**Exercise prompt:** Reproduce without changes the lines beginning with the one containing "data-label: 3.73%: [144, 219, 185, 234]" and ending with the one containing "legend-marker-icon: [268, 448, 280, 460]", both included.

**Supplied data:**

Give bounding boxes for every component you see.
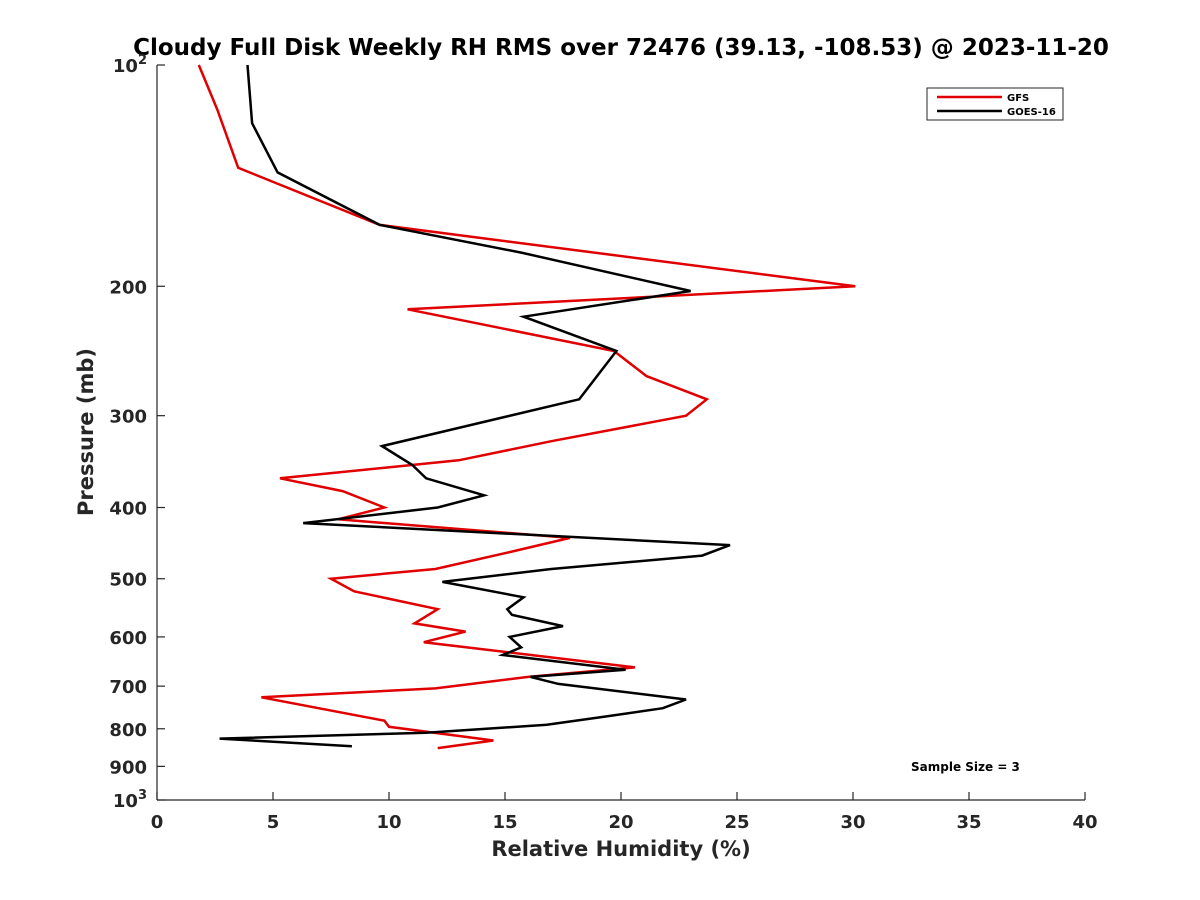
- y-tick-label: 700: [109, 677, 147, 698]
- x-tick-label: 30: [840, 812, 865, 833]
- y-tick-exponent: 2: [138, 53, 147, 68]
- legend-box: [926, 87, 1064, 121]
- y-axis-label: Pressure (mb): [74, 348, 98, 516]
- x-axis-label: Relative Humidity (%): [491, 837, 750, 861]
- y-tick-label: 300: [109, 407, 147, 428]
- x-tick-label: 25: [724, 812, 749, 833]
- x-tick-label: 15: [492, 812, 517, 833]
- y-tick-exponent: 3: [138, 788, 147, 803]
- y-tick-label: 103: [113, 788, 147, 812]
- chart-title: Cloudy Full Disk Weekly RH RMS over 7247…: [133, 35, 1109, 61]
- y-tick-label: 400: [109, 499, 147, 520]
- legend-label-gfs: GFS: [1007, 93, 1029, 104]
- series-lines: [197, 64, 856, 750]
- y-tick-base: 10: [113, 56, 138, 77]
- x-tick-label: 0: [151, 812, 164, 833]
- sample-size-annotation: Sample Size = 3: [911, 760, 1020, 774]
- y-tick-label: 900: [109, 757, 147, 778]
- x-tick-label: 35: [956, 812, 981, 833]
- y-tick-label: 500: [109, 570, 147, 591]
- legend: GFS GOES-16: [926, 87, 1064, 121]
- x-ticks: 0 5 10 15 20 25 30 35 40: [151, 792, 1098, 833]
- x-tick-label: 40: [1072, 812, 1097, 833]
- x-tick-label: 5: [267, 812, 280, 833]
- plot-area: 0 5 10 15 20 25 30 35 40 10220030040050060070080…: [109, 53, 1097, 833]
- series-line-gfs: [197, 64, 856, 750]
- x-tick-label: 10: [376, 812, 401, 833]
- y-tick-label: 600: [109, 628, 147, 649]
- legend-label-goes-16: GOES-16: [1007, 107, 1056, 118]
- y-tick-base: 10: [113, 791, 138, 812]
- y-tick-label: 200: [109, 277, 147, 298]
- series-line-goes-16: [219, 64, 731, 748]
- x-tick-label: 20: [608, 812, 633, 833]
- y-tick-label: 800: [109, 720, 147, 741]
- y-tick-label: 102: [113, 53, 147, 77]
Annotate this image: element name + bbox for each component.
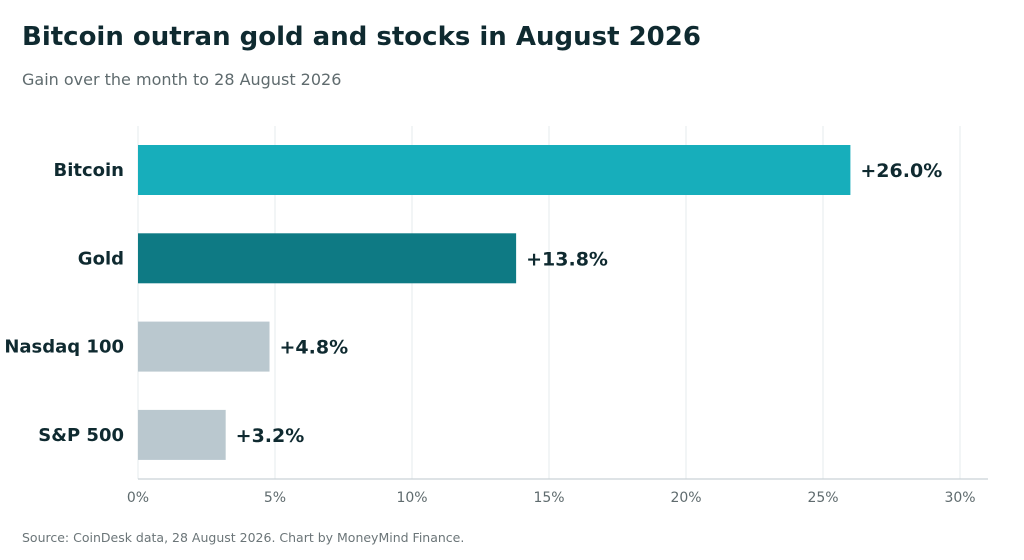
x-tick-label: 0%: [127, 490, 149, 506]
source-note: Source: CoinDesk data, 28 August 2026. C…: [22, 530, 465, 545]
x-tick-label: 20%: [670, 490, 701, 506]
x-axis: 0% 5% 10% 15% 20% 25% 30%: [127, 478, 988, 506]
chart-subtitle: Gain over the month to 28 August 2026: [22, 70, 342, 89]
x-tick-label: 15%: [533, 490, 564, 506]
bar-nasdaq-100: [138, 321, 270, 372]
bar-s-p-500: [138, 409, 226, 460]
x-tick-label: 10%: [396, 490, 427, 506]
bar-bitcoin: [138, 145, 851, 195]
category-label: Nasdaq 100: [4, 337, 124, 358]
category-label: S&P 500: [38, 425, 124, 446]
chart-title: Bitcoin outran gold and stocks in August…: [22, 22, 701, 52]
bars: Bitcoin +26.0% Gold +13.8% Nasdaq 100 +4.8% S&…: [4, 145, 942, 460]
category-label: Gold: [78, 248, 124, 269]
category-label: Bitcoin: [53, 160, 124, 181]
x-tick-label: 5%: [264, 490, 286, 506]
value-label: +3.2%: [236, 425, 305, 447]
value-label: +4.8%: [280, 337, 349, 359]
x-tick-label: 30%: [944, 490, 975, 506]
bar-gold: [138, 233, 517, 284]
value-label: +13.8%: [526, 248, 608, 270]
value-label: +26.0%: [860, 160, 942, 182]
bar-chart: Bitcoin +26.0% Gold +13.8% Nasdaq 100 +4.8% S&…: [4, 126, 988, 506]
x-tick-label: 25%: [807, 490, 838, 506]
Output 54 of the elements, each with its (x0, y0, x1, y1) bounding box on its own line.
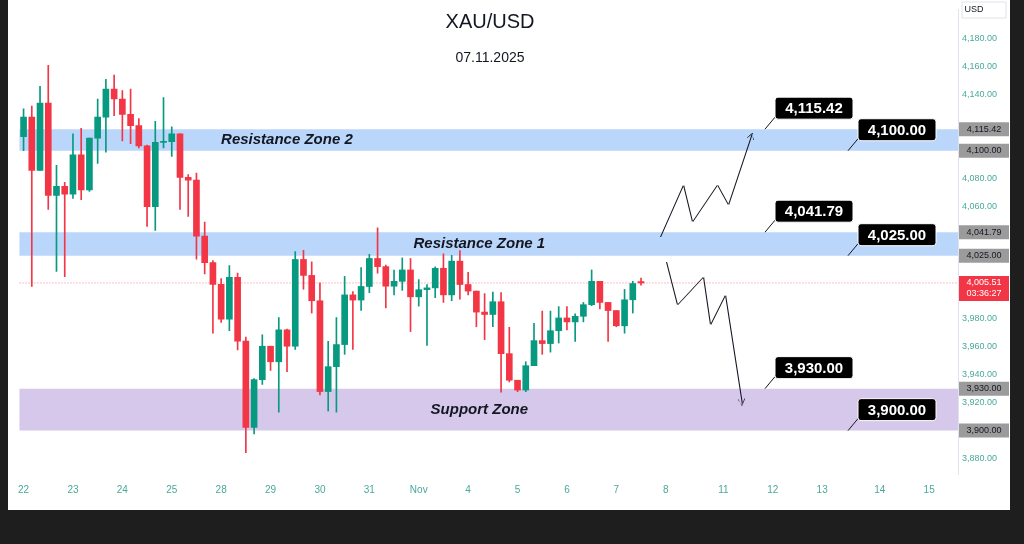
candlestick (538, 310, 546, 355)
band-label: Resistance Zone 2 (221, 130, 354, 148)
x-tick-label: 4 (465, 483, 472, 495)
x-tick-label: 23 (67, 483, 79, 495)
annotation: 3,930.00 (784, 358, 844, 376)
y-tick-label: 3,920.00 (962, 397, 998, 408)
band-label: Support Zone (430, 399, 529, 417)
x-tick-label: 13 (816, 483, 829, 495)
x-tick-label: 28 (215, 483, 228, 495)
x-tick-label: 24 (116, 483, 129, 495)
annotation: 4,115.42 (785, 99, 843, 117)
x-tick-label: 11 (718, 483, 729, 495)
x-tick-label: 12 (767, 483, 779, 495)
x-tick-label: 22 (18, 483, 30, 495)
y-tick-label: 3,940.00 (962, 369, 998, 380)
candlestick (390, 269, 398, 296)
x-tick-label: 25 (166, 483, 178, 495)
x-tick-label: 31 (363, 483, 376, 495)
y-tick-label: 4,160.00 (962, 61, 998, 72)
text: 07.11.2025 (455, 48, 525, 65)
x-tick-label: 8 (662, 483, 669, 495)
text: 4,041.79 (966, 226, 1002, 237)
x-tick-label: 15 (923, 483, 936, 495)
chart-title: XAU/USD (445, 9, 535, 32)
x-tick-label: 5 (514, 483, 521, 495)
x-tick-label: 14 (874, 483, 886, 495)
text: 4,025.00 (966, 250, 1002, 261)
ref-line-label: 4,005.51 (966, 277, 1002, 288)
annotation: 4,100.00 (867, 120, 927, 138)
annotation: 4,025.00 (867, 225, 927, 243)
y-tick-label: 4,140.00 (962, 89, 998, 100)
text: 3,930.00 (966, 383, 1002, 394)
text: 4,100.00 (966, 145, 1002, 156)
band-label: Resistance Zone 1 (413, 234, 546, 252)
y-tick-label: 3,960.00 (962, 341, 998, 352)
text: 03:36:27 (966, 288, 1002, 299)
x-tick-label: 7 (613, 483, 620, 495)
x-tick-label: 29 (264, 483, 277, 495)
text: 3,900.00 (966, 425, 1002, 436)
y-tick-label: 3,880.00 (962, 453, 998, 464)
x-tick-label: 6 (564, 483, 571, 495)
y-tick-label: 4,180.00 (962, 33, 998, 44)
annotation: 3,900.00 (867, 400, 927, 418)
annotation: 4,041.79 (784, 202, 844, 220)
y-tick-label: 4,080.00 (962, 173, 998, 184)
candlestick (604, 302, 612, 342)
candlestick (184, 174, 192, 217)
candlestick (61, 181, 69, 278)
y-tick-label: 4,060.00 (962, 201, 998, 212)
y-axis-title: USD (964, 4, 984, 15)
x-tick-label: Nov (409, 483, 428, 495)
y-tick-label: 3,980.00 (962, 313, 998, 324)
x-tick-label: 30 (314, 483, 326, 495)
text: 4,115.42 (966, 123, 1002, 134)
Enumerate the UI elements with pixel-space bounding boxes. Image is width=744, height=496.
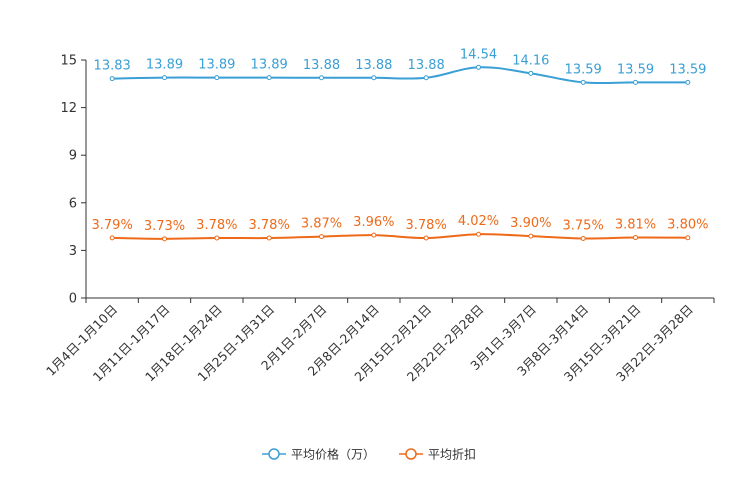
data-label: 3.73%: [144, 219, 185, 234]
series-line: [112, 233, 688, 240]
data-point: [162, 75, 167, 81]
data-label: 13.89: [198, 58, 235, 73]
data-point: [685, 79, 691, 85]
data-point: [319, 234, 324, 240]
series-2: 3.79% 3.73% 3.78% 3.78% 3.87% 3.96% 3.78% 4.02%…: [92, 214, 708, 242]
legend-marker-icon: [268, 448, 280, 460]
data-point: [214, 235, 220, 241]
data-point: [423, 75, 429, 81]
data-label: 3.80%: [667, 218, 708, 233]
data-label: 13.88: [355, 58, 392, 73]
data-point: [214, 75, 220, 81]
data-label: 13.89: [146, 58, 183, 73]
data-label: 3.96%: [353, 215, 394, 230]
data-label: 3.90%: [510, 216, 551, 231]
data-point: [685, 235, 691, 241]
data-point: [528, 70, 534, 76]
data-point: [109, 76, 115, 82]
data-point: [371, 75, 377, 81]
y-tick-label: 3: [69, 244, 77, 259]
data-label: 14.16: [512, 53, 549, 68]
y-tick-label: 12: [60, 101, 77, 116]
data-label: 3.78%: [249, 218, 290, 233]
data-point: [266, 235, 272, 241]
data-label: 13.59: [565, 62, 602, 77]
y-tick-label: 9: [69, 149, 77, 164]
data-label: 14.54: [460, 47, 497, 62]
legend-label: 平均折扣: [428, 447, 476, 462]
data-label: 3.87%: [301, 217, 342, 232]
data-point: [423, 235, 429, 241]
legend-item-2[interactable]: 平均折扣: [399, 447, 476, 462]
data-point: [162, 236, 167, 242]
data-point: [109, 235, 115, 241]
y-tick-label: 15: [60, 54, 77, 69]
data-label: 13.59: [669, 62, 706, 77]
data-label: 13.88: [408, 58, 445, 73]
data-label: 3.78%: [196, 218, 237, 233]
series-1: 13.83 13.89 13.89 13.89 13.88 13.88 13.88 14.54…: [94, 47, 706, 85]
data-point: [580, 79, 586, 85]
data-point: [266, 75, 272, 81]
data-label: 13.83: [94, 59, 131, 74]
data-label: 13.59: [617, 62, 654, 77]
data-label: 3.79%: [92, 218, 133, 233]
legend[interactable]: 平均价格（万） 平均折扣: [262, 447, 476, 462]
data-label: 13.89: [251, 58, 288, 73]
legend-marker-icon: [405, 448, 417, 460]
data-label: 3.81%: [615, 218, 656, 233]
data-point: [476, 64, 481, 70]
y-tick-label: 0: [69, 292, 77, 307]
data-point: [319, 75, 324, 81]
series-layer: 13.83 13.89 13.89 13.89 13.88 13.88 13.88 14.54…: [92, 47, 708, 242]
data-point: [580, 236, 586, 241]
series-line: [112, 66, 688, 85]
data-label: 3.75%: [563, 219, 604, 234]
legend-label: 平均价格（万）: [291, 447, 375, 462]
y-tick-label: 6: [69, 196, 77, 211]
data-point: [633, 235, 638, 241]
data-point: [371, 232, 377, 238]
data-label: 4.02%: [458, 214, 499, 229]
data-point: [476, 231, 481, 237]
data-label: 13.88: [303, 58, 340, 73]
legend-item-1[interactable]: 平均价格（万）: [262, 447, 375, 462]
data-point: [528, 233, 534, 239]
data-label: 3.78%: [406, 218, 447, 233]
data-point: [633, 79, 638, 85]
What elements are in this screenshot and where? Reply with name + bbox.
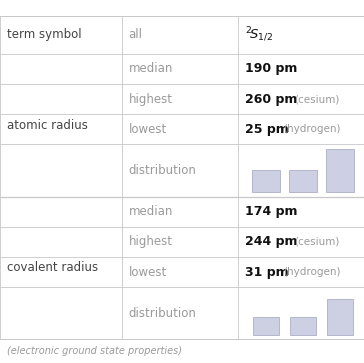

**Worked answer:**
data-label: 3.73%: [144, 219, 185, 234]
series-line: [112, 233, 688, 240]
data-point: [162, 75, 167, 81]
data-label: 13.89: [198, 58, 235, 73]
data-point: [685, 79, 691, 85]
data-point: [319, 234, 324, 240]
series-2: 3.79% 3.73% 3.78% 3.78% 3.87% 3.96% 3.78% 4.02%…: [92, 214, 708, 242]
legend-marker-icon: [268, 448, 280, 460]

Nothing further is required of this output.